What you will do -
a. In the biocides article, what reason does the Health and Safety Executive give for the delay?
b. Reproduce the passage of the biocides article starting at "The new act" and ending at "(Withdrawal) Act 2018(a).".

------ Source text ------

The act, which was put before parliament in October by then work and pensions minister Claire Coutinho, will also see new product applications made over the next five years completed by 2027.

During this time, products can remain legally on the market, which means the biocidal active substances which were due to expire in 2021-22 will now not expire until 2027.

The new act was considered for approval on 2 November by the Joint Committee on Statutory Instruments. The regulations are to be made into a statutory instrument under the powers conferred by section 8(1) of, and paragraph 21 of Schedule 7 to, the European Union (Withdrawal) Act 2018(a).

Joel Reland, a King's College London academic who is a research associate at UK in a Changing Europe, described the delay as “indicative of a wider trend where Britain has struggled to get up to speed with managing its regulatory regime for chemicals post-Brexit”.

He said that deadlines for registrations under the GB regime have been “repeatedly delayed”, noting that the chemicals division of the new body is not expected to reach full capacity for another four years as revealed by the National Audit Office in May 2022.

A key concern is that this extension will mean that substances which get restricted in the EU within the next five years will still circulate freely on the UK market.

“This could prompt concerns among GB consumers about being exposed to greater safety risks, especially if those goods are increasingly ‘dumped’ on the GB market after access to the EU is cut off,” said Reland.

The academic also highlighted that the changes will cause a “headache” in Northern Ireland, as businesses will need to ensure they do not import restricted substances from Great Britain which are banned under European legislation (to which NI is bound). This could result in supply chain disruptions.

According to the Health and Safety Executive (HSE), which is responsible for GB BPR and most chemical regulation after Brexit, the reason for this delay is due to the “large number of resubmissions received”.

After the EU transition period ended in 2020, the EU Article 95 list of biocidal active substance suppliers became no longer applicable in England, Wales and Scotland and was instead replaced by the GB Article 95 list under GB BPR.

All of the suppliers on this list were automatically transferred to the GB list, but needed to reapply and submit relevant information to HSE by the end of this year or face being removed from the list.

A HSE spokesperson said: “Britain’s standards on biocides are among the highest in the world – there is no change to the long-standing regulations and no drop in standards.”

There is a multi-regulator approach to biocides not yet registered under GB BPR, which HSE said means regulatory action can be taken if products are identified that pose risks to people or the environment.

------ Stored data ------

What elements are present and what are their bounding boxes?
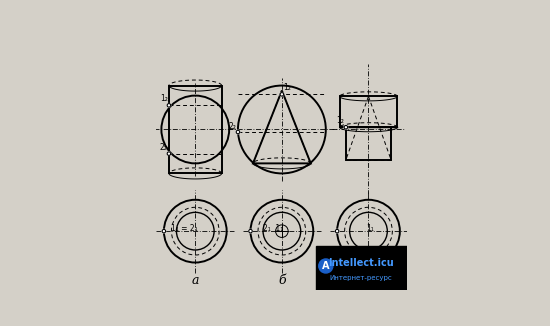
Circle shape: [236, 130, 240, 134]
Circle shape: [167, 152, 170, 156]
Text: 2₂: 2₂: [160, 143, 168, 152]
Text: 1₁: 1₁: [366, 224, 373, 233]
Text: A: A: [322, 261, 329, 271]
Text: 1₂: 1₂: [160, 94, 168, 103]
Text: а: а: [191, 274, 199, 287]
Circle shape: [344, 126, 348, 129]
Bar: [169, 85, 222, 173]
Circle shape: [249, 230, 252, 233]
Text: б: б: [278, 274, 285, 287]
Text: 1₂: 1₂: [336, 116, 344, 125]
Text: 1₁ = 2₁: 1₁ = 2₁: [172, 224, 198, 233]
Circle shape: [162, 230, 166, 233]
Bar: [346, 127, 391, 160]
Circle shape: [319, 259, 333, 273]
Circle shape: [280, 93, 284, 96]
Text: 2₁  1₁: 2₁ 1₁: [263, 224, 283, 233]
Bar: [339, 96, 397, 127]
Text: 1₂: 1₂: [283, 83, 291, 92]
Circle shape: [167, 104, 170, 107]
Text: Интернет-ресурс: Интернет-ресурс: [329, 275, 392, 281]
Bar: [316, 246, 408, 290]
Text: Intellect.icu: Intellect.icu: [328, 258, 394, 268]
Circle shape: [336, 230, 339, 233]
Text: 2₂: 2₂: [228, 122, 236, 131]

------
------ Stored data ------

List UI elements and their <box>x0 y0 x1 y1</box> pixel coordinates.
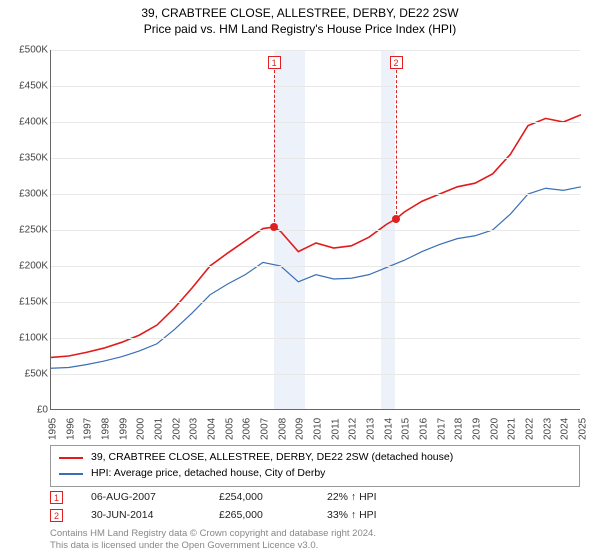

------
------ Stored data ------

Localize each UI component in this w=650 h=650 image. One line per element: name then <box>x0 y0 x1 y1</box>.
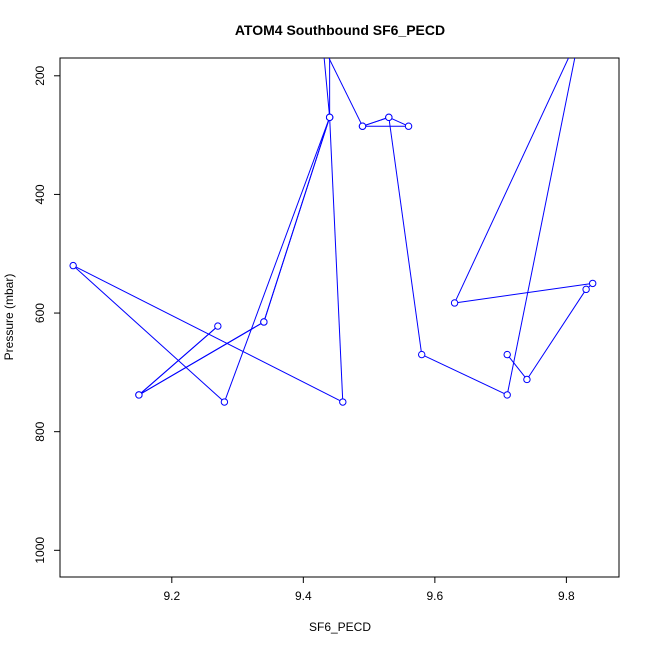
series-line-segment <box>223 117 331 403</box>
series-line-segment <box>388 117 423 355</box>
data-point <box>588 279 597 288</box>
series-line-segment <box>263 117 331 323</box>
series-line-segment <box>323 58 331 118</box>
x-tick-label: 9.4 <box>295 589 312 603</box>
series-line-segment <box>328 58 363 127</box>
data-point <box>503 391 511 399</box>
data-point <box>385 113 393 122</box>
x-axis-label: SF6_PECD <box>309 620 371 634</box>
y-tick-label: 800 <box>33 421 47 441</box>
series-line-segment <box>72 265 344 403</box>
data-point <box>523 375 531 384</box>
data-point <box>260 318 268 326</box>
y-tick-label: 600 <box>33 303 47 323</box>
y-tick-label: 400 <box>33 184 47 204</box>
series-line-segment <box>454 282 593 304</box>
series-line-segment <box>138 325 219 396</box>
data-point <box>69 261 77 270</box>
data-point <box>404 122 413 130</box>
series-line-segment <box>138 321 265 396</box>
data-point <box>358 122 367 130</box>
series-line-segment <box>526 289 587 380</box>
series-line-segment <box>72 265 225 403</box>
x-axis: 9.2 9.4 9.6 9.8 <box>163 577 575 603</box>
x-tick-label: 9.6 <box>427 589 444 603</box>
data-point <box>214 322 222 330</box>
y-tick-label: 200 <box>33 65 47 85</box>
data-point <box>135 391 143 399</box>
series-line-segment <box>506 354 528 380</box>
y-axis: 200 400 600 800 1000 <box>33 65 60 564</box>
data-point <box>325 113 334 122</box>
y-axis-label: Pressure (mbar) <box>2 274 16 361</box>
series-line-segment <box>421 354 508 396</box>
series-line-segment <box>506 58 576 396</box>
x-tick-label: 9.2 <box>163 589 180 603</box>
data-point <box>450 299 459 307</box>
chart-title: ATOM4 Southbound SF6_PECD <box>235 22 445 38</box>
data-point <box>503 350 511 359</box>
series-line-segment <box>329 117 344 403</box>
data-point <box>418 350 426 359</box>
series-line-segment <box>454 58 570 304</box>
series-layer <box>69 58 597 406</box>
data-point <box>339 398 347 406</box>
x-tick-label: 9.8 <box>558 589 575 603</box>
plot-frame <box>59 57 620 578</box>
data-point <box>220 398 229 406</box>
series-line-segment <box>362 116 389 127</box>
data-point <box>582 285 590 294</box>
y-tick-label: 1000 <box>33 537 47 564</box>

------

Task results -
a. The large number of resubmissions received.

b.
The new act was considered for approval on 2 November by the Joint Committee on Statutory Instruments. The regulations are to be made into a statutory instrument under the powers conferred by section 8(1) of, and paragraph 21 of Schedule 7 to, the European Union (Withdrawal) Act 2018(a).